## WHAT TO WORK ON
Reproduce, word for word, the passage of the discussion about Apple and the FBI below from "Didn’t Apple famously" to "source about that?".

## EXCERPT PROVIDED
>> START

That seemed to be puffery about a database used to store subpoena requests. You have "direct access" to a service if it has a webpage you can submit subpoenas to.


Didn’t Apple famously refuse the FBI’s request to unlock the San Bernardino’s attacker’s iPhone. FBI ended up hiring an Australian company which used a Mozilla bug that allows unlimited password guesses without the phone wiping.

If the NSA had that info, why go through the trouble?


As I recall (because I was paying very close attention at the time), the FBI dropped the case on the morning before the first court session. They'd either cracked it last minute or had the info earlier and hoped to set a precedent but veered at the last minute because their case was weak enough not to take a chance. I was extremely angry at the FBI at the time and ranting to anyone who would listen about the privacy implications, so I remember this well.


FBI already had full access to the unencrypted icloud backup from a few days prior.


Sorry, could you please give me a source about that?


> If the NSA had that info, why go through the trouble?

To defend the optics of a backdoor that they actively rely on?

If Apple and the NSA are in kahoots, it's not hard to imagine them anticipating this kind of event and leveraging it for plausible deniability. I'm not saying this is necessarily what happened, but we'd need more evidence than just the first-party admission of two parties that stand to gain from privacy theater.

>> END

(Element box annotations)
>> START

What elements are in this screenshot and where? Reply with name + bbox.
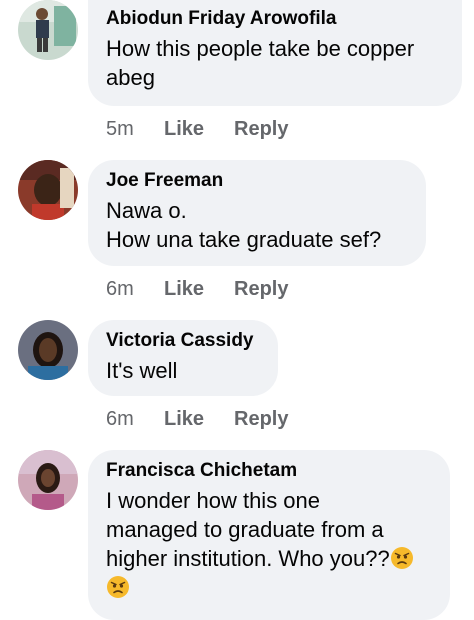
comment-timestamp[interactable]: 6m <box>106 278 134 301</box>
pouting-face-icon <box>390 547 413 569</box>
avatar[interactable] <box>18 160 78 220</box>
like-button[interactable]: Like <box>164 408 204 431</box>
comment-timestamp[interactable]: 5m <box>106 118 134 141</box>
comment-text: How this people take be copper abeg <box>106 36 415 90</box>
comment-author[interactable]: Victoria Cassidy <box>106 329 260 353</box>
like-button[interactable]: Like <box>164 118 204 141</box>
reply-button[interactable]: Reply <box>234 278 288 301</box>
comment-bubble[interactable]: Francisca Chichetam I wonder how this on… <box>88 450 450 620</box>
avatar[interactable] <box>18 450 78 510</box>
comment-text: I wonder how this one managed to graduat… <box>106 486 432 602</box>
comment-text-body: I wonder how this one managed to graduat… <box>106 488 390 571</box>
reply-button[interactable]: Reply <box>234 118 288 141</box>
comment-bubble[interactable]: Joe Freeman Nawa o. How una take graduat… <box>88 160 426 266</box>
pouting-face-icon <box>107 576 129 598</box>
comment-text: It's well <box>106 358 178 383</box>
comment-timestamp[interactable]: 6m <box>106 408 134 431</box>
avatar[interactable] <box>18 0 78 60</box>
comment-author[interactable]: Francisca Chichetam <box>106 459 432 483</box>
comment-author[interactable]: Abiodun Friday Arowofila <box>106 7 444 31</box>
avatar[interactable] <box>18 320 78 380</box>
comment-text: Nawa o. How una take graduate sef? <box>106 198 382 252</box>
comment-bubble[interactable]: Victoria Cassidy It's well <box>88 320 278 396</box>
reply-button[interactable]: Reply <box>234 408 288 431</box>
comment-bubble[interactable]: Abiodun Friday Arowofila How this people… <box>88 0 462 106</box>
like-button[interactable]: Like <box>164 278 204 301</box>
comment-author[interactable]: Joe Freeman <box>106 169 408 193</box>
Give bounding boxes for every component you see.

>> END

## RESPONSE BELOW
Didn’t Apple famously refuse the FBI’s request to unlock the San Bernardino’s attacker’s iPhone. FBI ended up hiring an Australian company which used a Mozilla bug that allows unlimited password guesses without the phone wiping.

If the NSA had that info, why go through the trouble?


As I recall (because I was paying very close attention at the time), the FBI dropped the case on the morning before the first court session. They'd either cracked it last minute or had the info earlier and hoped to set a precedent but veered at the last minute because their case was weak enough not to take a chance. I was extremely angry at the FBI at the time and ranting to anyone who would listen about the privacy implications, so I remember this well.


FBI already had full access to the unencrypted icloud backup from a few days prior.


Sorry, could you please give me a source about that?